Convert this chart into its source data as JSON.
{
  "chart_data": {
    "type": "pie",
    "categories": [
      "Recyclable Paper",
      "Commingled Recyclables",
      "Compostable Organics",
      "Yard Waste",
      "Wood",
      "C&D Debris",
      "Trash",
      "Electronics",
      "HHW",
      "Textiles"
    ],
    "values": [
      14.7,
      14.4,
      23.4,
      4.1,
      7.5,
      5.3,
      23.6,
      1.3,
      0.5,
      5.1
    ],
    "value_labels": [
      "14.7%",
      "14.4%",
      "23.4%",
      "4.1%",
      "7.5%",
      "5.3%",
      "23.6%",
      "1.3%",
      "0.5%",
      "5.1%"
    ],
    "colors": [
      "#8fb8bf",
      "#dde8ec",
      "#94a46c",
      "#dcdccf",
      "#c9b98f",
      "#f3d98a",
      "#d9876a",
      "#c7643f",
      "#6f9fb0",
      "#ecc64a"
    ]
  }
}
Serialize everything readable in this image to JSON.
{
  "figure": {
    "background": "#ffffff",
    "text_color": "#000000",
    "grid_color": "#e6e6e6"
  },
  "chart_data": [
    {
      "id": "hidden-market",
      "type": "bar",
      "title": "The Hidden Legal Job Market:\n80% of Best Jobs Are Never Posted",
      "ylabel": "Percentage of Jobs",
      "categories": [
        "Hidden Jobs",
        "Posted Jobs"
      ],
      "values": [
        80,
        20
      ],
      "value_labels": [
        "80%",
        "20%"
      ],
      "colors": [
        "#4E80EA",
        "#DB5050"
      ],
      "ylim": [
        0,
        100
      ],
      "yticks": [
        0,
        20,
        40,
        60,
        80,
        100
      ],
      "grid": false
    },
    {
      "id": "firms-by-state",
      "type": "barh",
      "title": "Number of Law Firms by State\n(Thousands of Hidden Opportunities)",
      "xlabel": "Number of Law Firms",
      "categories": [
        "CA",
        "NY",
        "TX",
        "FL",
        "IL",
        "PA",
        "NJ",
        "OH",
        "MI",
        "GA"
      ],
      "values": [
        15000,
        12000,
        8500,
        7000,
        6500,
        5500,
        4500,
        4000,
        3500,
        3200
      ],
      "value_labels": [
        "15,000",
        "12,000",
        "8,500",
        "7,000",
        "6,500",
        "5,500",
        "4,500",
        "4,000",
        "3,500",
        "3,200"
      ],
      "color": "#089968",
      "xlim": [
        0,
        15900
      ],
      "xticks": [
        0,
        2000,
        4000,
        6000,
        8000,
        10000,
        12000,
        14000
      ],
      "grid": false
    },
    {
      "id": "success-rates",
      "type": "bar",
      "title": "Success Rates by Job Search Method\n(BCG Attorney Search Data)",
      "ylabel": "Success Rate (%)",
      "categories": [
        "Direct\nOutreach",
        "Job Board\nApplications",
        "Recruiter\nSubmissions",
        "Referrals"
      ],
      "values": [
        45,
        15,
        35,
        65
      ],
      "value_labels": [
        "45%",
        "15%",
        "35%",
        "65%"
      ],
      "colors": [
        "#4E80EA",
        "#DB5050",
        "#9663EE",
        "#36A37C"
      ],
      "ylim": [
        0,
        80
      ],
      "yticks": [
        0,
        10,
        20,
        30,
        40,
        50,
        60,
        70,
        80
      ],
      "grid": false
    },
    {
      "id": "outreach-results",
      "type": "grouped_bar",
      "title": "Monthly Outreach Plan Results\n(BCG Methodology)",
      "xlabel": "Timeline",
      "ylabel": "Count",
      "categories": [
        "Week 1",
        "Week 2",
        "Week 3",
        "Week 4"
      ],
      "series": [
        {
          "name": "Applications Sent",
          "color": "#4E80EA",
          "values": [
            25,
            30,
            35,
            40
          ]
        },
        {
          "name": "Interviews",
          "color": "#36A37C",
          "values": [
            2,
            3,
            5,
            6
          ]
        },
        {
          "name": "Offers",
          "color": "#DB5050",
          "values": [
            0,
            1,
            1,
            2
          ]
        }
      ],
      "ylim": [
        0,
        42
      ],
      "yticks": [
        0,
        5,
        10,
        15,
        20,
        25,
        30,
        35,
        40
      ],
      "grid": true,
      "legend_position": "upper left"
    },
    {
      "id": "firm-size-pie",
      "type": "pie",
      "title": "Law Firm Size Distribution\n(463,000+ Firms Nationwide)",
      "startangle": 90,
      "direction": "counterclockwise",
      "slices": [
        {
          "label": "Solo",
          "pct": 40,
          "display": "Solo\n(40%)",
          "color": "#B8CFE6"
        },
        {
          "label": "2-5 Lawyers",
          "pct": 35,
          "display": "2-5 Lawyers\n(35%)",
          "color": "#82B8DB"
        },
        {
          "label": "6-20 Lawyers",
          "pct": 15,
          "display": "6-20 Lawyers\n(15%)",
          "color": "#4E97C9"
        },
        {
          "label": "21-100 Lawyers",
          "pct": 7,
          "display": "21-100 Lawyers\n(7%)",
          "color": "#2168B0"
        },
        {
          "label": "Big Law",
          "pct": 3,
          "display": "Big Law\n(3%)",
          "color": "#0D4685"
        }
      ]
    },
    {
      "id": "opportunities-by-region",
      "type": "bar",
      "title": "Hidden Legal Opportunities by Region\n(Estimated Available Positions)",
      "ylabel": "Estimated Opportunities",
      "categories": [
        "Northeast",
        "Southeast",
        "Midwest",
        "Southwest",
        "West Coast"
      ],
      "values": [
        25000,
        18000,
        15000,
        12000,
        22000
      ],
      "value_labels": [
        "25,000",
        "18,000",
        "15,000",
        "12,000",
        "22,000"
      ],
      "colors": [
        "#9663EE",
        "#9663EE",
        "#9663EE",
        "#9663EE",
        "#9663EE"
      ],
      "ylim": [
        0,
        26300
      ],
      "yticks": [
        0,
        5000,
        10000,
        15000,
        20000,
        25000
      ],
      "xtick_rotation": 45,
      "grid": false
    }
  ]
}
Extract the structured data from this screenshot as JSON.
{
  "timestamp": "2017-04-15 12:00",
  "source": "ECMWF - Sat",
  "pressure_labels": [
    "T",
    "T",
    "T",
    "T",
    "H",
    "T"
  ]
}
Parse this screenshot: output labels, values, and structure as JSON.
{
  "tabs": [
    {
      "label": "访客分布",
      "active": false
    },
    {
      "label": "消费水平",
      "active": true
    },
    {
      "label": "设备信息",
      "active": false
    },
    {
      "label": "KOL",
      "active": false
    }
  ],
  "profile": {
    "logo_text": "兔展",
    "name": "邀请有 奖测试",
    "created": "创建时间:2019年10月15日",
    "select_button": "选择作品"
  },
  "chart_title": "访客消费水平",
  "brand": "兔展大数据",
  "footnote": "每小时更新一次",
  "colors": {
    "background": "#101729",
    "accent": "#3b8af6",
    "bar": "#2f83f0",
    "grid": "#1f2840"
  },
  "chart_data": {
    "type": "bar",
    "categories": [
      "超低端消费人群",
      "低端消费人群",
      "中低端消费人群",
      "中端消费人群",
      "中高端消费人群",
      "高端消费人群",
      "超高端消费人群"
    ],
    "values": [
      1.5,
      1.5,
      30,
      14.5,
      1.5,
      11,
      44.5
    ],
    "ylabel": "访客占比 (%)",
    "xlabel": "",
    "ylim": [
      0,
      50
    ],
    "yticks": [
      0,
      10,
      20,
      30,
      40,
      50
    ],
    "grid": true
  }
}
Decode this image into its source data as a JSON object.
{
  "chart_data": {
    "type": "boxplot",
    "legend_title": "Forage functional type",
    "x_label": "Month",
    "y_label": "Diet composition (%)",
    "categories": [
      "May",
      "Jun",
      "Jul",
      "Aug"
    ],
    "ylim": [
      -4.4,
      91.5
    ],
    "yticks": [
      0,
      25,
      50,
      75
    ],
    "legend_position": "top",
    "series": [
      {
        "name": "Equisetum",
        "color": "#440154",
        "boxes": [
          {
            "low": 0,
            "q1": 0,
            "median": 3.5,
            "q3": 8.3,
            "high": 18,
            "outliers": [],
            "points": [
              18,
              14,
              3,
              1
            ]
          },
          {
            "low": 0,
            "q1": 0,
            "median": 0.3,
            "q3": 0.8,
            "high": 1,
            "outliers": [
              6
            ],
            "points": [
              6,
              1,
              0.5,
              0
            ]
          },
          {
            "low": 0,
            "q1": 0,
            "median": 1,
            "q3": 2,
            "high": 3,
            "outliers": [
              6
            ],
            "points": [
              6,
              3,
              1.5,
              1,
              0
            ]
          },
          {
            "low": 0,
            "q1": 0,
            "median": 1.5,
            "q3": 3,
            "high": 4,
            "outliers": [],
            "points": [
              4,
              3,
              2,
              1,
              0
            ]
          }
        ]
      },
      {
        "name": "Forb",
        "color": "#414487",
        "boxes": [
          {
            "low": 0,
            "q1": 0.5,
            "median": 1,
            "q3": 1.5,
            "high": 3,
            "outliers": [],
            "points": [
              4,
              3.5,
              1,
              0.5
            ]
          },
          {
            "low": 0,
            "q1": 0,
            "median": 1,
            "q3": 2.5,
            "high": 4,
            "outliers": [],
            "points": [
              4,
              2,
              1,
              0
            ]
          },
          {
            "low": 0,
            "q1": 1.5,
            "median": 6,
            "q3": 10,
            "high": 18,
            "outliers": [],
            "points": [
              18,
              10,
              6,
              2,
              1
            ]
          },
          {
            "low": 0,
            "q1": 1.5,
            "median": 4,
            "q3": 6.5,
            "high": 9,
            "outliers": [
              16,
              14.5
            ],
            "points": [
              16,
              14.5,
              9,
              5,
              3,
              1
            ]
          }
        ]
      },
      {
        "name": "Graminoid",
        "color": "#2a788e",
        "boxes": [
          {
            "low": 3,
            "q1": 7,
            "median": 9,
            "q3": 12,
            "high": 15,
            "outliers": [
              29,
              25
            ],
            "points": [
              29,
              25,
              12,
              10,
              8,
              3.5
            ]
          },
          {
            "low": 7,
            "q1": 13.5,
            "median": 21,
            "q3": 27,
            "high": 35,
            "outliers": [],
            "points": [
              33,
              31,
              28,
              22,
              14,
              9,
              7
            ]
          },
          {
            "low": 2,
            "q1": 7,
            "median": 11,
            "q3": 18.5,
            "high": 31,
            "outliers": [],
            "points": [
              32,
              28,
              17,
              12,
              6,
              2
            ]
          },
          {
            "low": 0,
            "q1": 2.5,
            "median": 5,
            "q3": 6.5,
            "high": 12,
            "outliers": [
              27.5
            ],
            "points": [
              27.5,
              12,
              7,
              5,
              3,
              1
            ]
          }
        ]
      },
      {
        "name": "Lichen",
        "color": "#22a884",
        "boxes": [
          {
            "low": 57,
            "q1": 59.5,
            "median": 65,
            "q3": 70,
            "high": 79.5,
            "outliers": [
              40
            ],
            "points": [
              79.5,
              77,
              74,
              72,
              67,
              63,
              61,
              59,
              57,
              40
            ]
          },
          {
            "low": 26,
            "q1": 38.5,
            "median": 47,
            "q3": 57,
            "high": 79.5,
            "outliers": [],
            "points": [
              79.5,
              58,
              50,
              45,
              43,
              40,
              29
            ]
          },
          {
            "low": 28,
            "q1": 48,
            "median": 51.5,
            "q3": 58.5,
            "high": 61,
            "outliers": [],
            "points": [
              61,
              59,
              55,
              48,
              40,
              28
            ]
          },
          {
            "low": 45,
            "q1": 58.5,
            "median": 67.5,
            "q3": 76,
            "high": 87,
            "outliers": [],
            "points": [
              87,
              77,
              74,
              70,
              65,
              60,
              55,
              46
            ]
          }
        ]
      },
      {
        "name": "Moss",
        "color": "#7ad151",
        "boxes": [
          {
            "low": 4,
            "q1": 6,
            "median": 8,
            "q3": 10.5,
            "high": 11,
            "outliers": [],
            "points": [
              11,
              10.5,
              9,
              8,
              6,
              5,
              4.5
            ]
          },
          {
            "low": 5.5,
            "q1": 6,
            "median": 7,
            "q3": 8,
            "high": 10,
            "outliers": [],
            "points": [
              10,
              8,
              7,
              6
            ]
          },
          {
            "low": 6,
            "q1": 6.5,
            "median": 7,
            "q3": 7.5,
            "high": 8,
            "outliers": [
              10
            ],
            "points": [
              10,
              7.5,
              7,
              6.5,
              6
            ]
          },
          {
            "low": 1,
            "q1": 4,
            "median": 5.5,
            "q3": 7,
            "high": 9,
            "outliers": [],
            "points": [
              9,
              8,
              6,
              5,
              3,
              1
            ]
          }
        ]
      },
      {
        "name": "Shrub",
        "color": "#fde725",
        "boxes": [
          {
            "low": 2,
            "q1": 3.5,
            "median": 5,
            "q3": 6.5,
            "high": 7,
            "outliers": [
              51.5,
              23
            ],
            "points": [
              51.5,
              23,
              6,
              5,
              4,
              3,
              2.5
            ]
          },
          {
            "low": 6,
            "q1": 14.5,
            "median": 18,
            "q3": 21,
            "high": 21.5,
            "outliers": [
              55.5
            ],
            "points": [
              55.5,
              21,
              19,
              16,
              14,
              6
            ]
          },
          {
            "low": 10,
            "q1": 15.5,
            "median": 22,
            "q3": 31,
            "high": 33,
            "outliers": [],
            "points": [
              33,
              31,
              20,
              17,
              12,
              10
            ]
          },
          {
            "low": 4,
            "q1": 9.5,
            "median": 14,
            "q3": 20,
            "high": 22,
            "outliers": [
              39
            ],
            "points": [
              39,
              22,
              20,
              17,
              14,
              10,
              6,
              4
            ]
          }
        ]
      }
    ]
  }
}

____________________

Copy every line that includes the string "Legal" from the material above.

* **Answer for the task**
      "title": "The Hidden Legal Job Market:\n80% of Best Jobs Are Never Posted",
      "title": "Hidden Legal Opportunities by Region\n(Estimated Available Positions)",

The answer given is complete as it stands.